**Written instruction**: Restate the full set of records exactly, without adding or dropping a word.

## Start The records

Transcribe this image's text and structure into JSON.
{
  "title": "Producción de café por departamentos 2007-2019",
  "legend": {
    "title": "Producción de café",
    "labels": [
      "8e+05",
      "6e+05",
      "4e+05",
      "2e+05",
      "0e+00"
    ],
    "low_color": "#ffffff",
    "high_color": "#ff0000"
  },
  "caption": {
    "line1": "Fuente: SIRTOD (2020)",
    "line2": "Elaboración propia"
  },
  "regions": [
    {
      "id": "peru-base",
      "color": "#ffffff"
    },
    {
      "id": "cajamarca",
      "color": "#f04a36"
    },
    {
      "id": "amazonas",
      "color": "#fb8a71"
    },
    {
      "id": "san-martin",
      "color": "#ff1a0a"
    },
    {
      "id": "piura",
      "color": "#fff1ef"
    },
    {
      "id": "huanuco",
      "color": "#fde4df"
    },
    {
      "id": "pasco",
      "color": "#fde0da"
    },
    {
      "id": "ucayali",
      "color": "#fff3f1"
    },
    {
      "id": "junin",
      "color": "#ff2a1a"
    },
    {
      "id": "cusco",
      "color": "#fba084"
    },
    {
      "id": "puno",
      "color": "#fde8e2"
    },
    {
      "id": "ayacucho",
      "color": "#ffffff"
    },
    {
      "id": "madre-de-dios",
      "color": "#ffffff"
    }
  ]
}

## End The records

**Expected answer**:
Transcribe this image's text and structure into JSON.
{
  "title": "Producción de café por departamentos 2007-2019",
  "legend": {
    "title": "Producción de café",
    "labels": [
      "8e+05",
      "6e+05",
      "4e+05",
      "2e+05",
      "0e+00"
    ],
    "low_color": "#ffffff",
    "high_color": "#ff0000"
  },
  "caption": {
    "line1": "Fuente: SIRTOD (2020)",
    "line2": "Elaboración propia"
  },
  "regions": [
    {
      "id": "peru-base",
      "color": "#ffffff"
    },
    {
      "id": "cajamarca",
      "color": "#f04a36"
    },
    {
      "id": "amazonas",
      "color": "#fb8a71"
    },
    {
      "id": "san-martin",
      "color": "#ff1a0a"
    },
    {
      "id": "piura",
      "color": "#fff1ef"
    },
    {
      "id": "huanuco",
      "color": "#fde4df"
    },
    {
      "id": "pasco",
      "color": "#fde0da"
    },
    {
      "id": "ucayali",
      "color": "#fff3f1"
    },
    {
      "id": "junin",
      "color": "#ff2a1a"
    },
    {
      "id": "cusco",
      "color": "#fba084"
    },
    {
      "id": "puno",
      "color": "#fde8e2"
    },
    {
      "id": "ayacucho",
      "color": "#ffffff"
    },
    {
      "id": "madre-de-dios",
      "color": "#ffffff"
    }
  ]
}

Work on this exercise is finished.